EXTRACTED RECORDS –
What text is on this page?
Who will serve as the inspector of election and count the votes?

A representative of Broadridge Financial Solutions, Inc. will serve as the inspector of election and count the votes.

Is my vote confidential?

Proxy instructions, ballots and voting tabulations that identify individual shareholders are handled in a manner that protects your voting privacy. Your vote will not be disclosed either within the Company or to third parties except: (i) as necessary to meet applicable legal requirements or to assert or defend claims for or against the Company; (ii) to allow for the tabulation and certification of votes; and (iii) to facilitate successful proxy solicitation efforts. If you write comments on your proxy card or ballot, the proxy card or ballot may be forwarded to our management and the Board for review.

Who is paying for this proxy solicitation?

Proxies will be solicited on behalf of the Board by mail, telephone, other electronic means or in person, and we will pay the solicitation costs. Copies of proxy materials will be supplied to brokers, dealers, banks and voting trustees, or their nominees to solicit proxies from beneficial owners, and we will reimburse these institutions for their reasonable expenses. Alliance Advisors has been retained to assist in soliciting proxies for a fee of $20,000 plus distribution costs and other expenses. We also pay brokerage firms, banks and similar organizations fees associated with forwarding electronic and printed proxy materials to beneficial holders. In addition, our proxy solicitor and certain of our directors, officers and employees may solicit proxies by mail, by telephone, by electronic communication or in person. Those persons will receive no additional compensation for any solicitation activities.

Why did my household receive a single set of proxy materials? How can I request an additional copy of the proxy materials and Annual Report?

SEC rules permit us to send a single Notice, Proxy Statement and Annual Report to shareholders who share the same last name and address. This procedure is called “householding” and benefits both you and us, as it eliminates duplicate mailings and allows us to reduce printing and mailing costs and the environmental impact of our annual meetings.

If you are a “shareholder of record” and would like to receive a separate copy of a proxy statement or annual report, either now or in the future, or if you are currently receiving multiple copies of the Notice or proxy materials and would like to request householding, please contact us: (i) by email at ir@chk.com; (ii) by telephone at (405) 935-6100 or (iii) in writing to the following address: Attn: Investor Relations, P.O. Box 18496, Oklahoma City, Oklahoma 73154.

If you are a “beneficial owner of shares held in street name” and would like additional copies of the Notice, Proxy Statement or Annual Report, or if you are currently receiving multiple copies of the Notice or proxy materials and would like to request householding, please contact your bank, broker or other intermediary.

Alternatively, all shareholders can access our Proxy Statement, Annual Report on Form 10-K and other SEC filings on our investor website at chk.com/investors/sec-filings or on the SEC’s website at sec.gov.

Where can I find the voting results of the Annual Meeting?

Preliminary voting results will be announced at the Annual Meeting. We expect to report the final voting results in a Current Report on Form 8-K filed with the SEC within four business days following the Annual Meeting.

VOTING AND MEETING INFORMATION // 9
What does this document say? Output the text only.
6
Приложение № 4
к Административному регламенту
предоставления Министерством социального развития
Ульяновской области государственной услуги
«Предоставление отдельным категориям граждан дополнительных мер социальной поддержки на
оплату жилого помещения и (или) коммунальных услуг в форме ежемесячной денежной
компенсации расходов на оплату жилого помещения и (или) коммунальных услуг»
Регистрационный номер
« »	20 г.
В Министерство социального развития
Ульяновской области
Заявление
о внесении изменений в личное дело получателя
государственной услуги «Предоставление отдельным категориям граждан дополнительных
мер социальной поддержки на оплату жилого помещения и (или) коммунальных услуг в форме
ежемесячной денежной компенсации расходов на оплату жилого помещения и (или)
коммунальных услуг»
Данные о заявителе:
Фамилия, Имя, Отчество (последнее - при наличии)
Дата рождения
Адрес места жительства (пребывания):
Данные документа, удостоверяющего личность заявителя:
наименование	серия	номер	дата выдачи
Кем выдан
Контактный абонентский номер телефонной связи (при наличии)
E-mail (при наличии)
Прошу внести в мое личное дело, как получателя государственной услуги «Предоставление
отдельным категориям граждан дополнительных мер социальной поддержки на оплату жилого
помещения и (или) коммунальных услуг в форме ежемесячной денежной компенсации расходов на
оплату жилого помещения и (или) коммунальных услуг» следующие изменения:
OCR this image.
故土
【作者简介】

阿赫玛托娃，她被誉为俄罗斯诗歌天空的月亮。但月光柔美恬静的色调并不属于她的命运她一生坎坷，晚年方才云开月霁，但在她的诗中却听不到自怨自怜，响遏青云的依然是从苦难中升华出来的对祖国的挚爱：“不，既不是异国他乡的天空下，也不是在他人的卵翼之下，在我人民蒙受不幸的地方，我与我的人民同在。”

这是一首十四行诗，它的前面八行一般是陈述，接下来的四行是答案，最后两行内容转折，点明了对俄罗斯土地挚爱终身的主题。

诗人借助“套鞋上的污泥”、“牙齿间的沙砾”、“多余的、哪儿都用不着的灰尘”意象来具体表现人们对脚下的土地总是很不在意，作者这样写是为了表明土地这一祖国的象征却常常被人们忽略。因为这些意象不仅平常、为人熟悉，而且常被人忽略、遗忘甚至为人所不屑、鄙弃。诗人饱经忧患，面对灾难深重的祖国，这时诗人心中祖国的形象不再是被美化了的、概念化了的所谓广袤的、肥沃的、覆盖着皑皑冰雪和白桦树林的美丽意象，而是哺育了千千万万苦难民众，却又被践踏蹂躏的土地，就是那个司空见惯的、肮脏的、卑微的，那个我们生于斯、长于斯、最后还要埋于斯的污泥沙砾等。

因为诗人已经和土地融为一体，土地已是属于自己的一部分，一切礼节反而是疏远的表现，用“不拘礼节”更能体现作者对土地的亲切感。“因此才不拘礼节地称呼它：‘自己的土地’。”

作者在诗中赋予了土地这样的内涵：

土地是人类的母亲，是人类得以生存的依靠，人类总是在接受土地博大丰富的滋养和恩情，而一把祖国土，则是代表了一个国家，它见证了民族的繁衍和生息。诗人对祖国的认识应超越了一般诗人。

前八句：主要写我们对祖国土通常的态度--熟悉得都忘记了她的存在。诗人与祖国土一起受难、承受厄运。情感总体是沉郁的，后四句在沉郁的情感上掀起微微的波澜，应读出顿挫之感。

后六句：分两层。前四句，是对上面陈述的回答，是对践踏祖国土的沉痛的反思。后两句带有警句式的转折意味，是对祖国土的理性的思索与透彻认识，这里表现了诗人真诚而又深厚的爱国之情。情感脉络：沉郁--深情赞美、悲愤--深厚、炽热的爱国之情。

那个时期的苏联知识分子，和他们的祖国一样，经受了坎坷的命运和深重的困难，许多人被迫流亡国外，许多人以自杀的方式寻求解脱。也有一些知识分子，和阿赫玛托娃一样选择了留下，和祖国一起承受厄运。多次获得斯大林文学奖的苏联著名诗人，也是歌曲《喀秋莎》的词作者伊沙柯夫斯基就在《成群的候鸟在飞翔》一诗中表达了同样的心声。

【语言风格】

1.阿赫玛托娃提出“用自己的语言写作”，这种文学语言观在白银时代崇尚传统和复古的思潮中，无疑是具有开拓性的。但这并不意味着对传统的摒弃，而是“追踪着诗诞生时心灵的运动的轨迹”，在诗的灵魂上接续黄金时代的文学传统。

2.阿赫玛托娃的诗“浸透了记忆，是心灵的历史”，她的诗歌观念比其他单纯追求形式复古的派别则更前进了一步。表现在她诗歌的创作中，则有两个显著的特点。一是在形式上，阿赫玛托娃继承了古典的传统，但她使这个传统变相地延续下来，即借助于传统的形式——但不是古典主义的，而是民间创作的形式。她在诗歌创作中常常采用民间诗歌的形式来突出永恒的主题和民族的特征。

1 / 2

GIVEN EXERCISE –
Tally the lines containing "Ульяновской". Provide the number without any other words.

FINAL RESULT –
2